Given problem:
Only the number is wanted: how many lines in the data contain "care"?

Data items:
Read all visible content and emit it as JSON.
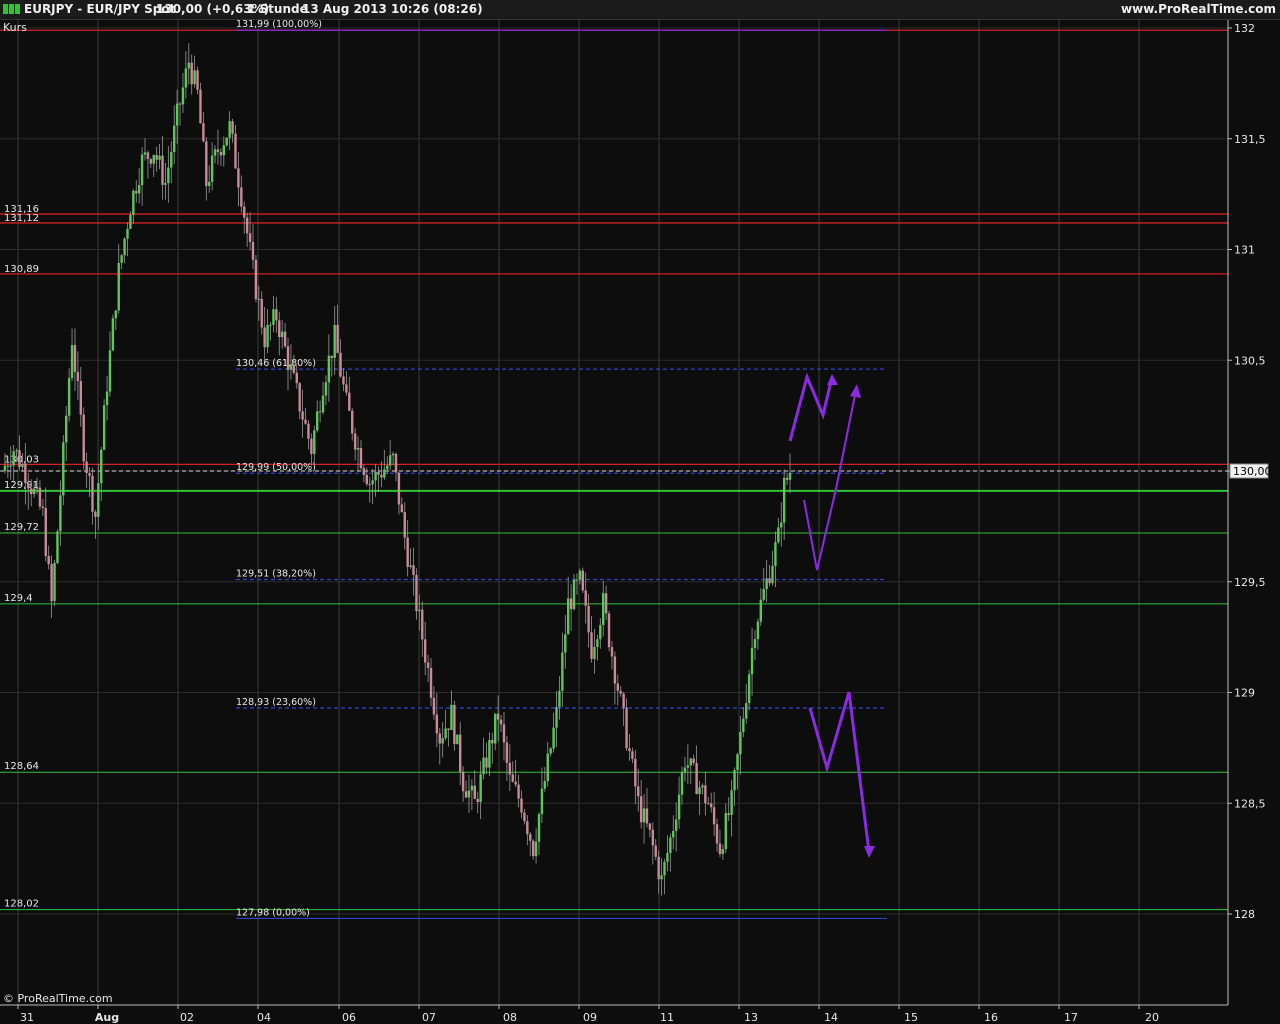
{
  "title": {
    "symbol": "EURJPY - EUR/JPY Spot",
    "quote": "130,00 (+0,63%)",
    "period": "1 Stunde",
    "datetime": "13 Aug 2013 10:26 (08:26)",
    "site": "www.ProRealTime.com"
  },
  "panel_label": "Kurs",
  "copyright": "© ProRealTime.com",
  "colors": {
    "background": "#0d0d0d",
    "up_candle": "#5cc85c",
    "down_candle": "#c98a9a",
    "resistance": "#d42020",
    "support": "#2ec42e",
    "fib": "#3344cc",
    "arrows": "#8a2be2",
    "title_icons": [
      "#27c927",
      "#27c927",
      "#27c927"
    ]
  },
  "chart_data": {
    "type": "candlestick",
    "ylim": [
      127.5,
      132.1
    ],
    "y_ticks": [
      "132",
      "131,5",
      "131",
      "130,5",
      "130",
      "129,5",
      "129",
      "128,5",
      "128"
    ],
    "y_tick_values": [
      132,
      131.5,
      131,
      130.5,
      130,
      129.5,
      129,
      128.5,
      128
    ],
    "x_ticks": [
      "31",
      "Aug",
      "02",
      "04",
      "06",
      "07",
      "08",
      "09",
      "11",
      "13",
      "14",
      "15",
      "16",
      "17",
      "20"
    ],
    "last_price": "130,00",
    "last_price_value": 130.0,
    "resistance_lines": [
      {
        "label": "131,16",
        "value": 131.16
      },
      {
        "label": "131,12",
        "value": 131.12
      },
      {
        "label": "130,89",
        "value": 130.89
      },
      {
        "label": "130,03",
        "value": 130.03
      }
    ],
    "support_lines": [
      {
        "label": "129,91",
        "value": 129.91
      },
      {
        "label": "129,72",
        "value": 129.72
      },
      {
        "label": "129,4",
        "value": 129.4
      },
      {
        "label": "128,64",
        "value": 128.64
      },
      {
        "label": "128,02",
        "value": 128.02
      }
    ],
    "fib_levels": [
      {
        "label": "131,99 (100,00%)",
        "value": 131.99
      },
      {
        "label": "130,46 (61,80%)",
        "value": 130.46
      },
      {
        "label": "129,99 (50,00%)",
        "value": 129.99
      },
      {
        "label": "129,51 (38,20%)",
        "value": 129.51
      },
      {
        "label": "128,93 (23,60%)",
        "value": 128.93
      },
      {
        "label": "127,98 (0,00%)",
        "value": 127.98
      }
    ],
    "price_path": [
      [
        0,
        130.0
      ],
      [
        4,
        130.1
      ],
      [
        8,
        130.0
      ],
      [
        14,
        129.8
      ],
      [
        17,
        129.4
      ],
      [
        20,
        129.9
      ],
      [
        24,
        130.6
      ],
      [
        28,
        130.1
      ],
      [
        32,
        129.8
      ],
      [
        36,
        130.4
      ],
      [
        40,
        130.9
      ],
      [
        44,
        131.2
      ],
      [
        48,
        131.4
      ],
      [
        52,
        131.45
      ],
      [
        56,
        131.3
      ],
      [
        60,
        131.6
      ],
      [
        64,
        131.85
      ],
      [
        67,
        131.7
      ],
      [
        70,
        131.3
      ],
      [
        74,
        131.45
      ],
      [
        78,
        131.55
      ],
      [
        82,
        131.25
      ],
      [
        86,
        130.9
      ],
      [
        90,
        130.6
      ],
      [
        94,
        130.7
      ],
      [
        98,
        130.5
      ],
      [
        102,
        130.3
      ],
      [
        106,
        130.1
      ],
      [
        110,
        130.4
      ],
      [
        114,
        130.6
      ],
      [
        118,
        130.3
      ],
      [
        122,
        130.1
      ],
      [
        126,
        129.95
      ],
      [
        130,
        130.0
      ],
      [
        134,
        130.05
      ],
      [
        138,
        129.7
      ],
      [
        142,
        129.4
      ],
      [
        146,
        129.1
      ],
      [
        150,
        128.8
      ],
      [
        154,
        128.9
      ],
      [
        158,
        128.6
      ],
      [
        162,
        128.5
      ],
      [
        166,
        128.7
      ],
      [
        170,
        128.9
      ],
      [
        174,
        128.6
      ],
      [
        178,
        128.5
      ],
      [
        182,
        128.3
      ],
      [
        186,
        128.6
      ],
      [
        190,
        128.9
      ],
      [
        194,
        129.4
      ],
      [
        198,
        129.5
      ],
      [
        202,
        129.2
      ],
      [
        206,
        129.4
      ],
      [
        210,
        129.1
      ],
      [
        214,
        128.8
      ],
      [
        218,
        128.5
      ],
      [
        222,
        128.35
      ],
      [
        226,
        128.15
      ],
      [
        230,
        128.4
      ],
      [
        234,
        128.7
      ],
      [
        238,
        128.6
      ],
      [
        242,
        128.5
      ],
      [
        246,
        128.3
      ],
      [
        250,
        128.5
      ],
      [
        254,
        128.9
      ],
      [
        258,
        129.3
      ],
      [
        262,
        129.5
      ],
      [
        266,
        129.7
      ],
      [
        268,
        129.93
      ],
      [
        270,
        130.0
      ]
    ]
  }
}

* * *

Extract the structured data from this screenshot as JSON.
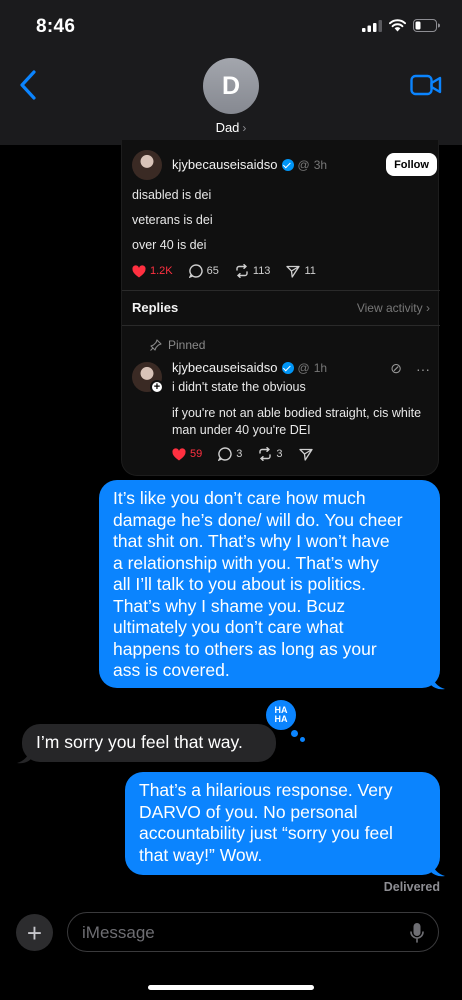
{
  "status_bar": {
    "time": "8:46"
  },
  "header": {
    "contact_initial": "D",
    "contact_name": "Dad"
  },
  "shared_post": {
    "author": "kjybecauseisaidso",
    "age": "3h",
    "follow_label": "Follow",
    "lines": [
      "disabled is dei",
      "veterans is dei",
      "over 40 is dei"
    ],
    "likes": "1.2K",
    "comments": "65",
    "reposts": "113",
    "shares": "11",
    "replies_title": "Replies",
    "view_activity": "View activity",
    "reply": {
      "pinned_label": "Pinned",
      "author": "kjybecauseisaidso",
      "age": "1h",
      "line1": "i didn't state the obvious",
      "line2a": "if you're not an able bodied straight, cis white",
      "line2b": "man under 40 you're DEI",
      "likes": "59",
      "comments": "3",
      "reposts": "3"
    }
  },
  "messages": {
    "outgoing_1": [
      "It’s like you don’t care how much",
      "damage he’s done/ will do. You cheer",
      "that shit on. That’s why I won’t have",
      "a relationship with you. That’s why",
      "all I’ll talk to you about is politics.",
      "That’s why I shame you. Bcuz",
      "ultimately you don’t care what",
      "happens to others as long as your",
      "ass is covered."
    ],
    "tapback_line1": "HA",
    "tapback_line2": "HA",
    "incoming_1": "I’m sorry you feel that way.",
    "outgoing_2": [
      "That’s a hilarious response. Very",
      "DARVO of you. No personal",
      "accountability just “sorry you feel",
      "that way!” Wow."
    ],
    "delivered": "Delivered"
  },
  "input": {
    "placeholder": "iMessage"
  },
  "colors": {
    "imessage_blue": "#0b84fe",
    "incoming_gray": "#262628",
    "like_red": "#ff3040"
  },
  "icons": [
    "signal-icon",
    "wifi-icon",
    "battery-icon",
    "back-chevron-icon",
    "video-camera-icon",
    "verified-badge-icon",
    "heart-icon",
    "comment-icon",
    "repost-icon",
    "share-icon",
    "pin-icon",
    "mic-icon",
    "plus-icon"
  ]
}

Output below:
2